Show every line in the records below that contains the word "colors".

--- Start Records for the task ---

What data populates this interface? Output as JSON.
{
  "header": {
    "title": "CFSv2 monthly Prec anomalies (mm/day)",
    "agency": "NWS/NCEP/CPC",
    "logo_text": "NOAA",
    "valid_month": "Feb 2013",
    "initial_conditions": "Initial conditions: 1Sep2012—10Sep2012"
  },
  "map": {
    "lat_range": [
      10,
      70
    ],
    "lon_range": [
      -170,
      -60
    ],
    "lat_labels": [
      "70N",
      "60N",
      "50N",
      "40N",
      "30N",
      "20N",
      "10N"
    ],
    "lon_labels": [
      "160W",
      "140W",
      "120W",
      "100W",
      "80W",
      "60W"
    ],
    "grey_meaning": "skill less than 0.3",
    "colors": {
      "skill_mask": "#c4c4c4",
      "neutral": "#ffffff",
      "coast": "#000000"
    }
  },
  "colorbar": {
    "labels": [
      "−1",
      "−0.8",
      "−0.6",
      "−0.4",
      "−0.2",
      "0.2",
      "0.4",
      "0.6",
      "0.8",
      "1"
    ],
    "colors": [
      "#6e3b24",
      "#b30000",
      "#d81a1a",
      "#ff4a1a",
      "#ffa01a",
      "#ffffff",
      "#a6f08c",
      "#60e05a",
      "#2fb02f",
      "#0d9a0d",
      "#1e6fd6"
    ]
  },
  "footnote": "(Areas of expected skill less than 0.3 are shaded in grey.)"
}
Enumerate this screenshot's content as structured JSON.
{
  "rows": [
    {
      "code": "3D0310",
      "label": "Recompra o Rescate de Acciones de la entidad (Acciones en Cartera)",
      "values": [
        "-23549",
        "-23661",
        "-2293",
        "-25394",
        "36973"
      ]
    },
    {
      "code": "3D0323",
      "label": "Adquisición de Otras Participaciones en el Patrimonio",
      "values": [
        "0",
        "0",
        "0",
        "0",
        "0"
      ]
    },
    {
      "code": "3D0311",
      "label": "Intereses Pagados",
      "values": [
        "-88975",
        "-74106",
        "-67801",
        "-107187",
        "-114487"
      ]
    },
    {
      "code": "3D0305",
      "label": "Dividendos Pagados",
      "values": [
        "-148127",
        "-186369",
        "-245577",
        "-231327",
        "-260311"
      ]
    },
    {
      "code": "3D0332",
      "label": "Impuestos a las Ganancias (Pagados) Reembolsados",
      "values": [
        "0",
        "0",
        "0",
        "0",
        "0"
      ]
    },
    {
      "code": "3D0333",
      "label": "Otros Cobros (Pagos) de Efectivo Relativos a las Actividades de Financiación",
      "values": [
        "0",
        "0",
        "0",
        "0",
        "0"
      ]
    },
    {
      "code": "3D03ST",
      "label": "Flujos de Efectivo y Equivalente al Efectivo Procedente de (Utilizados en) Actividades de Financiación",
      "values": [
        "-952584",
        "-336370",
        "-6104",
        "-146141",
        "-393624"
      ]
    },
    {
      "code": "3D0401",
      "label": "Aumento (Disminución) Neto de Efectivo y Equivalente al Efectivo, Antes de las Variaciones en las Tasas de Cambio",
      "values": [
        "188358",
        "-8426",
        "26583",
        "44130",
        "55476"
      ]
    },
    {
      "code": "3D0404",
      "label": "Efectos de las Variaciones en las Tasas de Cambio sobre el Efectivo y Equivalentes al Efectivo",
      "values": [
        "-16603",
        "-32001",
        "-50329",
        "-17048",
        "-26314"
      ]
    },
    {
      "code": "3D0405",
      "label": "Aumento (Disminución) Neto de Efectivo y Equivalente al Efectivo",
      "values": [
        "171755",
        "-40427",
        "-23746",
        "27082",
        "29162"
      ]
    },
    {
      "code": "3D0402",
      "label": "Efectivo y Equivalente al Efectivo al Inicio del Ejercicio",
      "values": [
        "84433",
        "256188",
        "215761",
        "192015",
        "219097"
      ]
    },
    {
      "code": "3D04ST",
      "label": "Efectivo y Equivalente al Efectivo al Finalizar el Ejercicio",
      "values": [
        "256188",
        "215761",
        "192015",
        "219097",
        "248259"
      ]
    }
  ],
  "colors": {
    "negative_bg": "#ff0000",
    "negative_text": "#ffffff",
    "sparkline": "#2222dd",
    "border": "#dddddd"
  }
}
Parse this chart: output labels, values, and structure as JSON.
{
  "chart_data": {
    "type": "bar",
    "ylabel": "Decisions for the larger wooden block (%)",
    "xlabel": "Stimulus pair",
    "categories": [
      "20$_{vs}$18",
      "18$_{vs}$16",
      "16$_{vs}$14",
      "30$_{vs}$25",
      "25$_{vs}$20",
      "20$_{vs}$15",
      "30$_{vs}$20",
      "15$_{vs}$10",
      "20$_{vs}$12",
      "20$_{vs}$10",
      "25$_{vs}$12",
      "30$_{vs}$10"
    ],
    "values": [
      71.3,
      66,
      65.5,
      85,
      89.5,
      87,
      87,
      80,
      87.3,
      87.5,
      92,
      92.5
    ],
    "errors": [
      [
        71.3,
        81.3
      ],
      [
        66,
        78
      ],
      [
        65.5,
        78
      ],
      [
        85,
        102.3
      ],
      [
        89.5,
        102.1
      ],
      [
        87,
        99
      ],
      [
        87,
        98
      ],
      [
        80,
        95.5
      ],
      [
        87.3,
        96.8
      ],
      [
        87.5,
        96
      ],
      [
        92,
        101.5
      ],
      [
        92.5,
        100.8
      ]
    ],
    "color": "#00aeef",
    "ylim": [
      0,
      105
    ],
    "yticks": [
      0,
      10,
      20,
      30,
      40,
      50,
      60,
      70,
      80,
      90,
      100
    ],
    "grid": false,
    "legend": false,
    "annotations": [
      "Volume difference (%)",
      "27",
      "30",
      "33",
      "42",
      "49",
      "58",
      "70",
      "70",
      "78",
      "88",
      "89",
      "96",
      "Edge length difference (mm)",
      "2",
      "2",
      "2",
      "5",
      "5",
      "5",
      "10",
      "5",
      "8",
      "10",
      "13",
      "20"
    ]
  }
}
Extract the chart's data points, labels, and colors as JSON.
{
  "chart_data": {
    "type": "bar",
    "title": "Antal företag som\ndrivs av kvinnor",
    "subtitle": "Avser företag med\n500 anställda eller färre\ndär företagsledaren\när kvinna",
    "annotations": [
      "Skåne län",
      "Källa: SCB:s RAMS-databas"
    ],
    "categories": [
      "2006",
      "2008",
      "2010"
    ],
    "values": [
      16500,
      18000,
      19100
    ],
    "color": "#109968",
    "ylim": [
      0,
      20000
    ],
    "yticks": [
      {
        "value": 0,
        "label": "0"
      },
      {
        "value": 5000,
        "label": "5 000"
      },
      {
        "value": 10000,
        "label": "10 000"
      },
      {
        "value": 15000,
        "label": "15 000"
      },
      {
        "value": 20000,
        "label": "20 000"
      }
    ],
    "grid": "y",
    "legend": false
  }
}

--- End Records for the task ---

* Written answer *
    "colors": {
    "colors": [
  "colors": {
Extract the chart's data points, labels, and colors as JSON.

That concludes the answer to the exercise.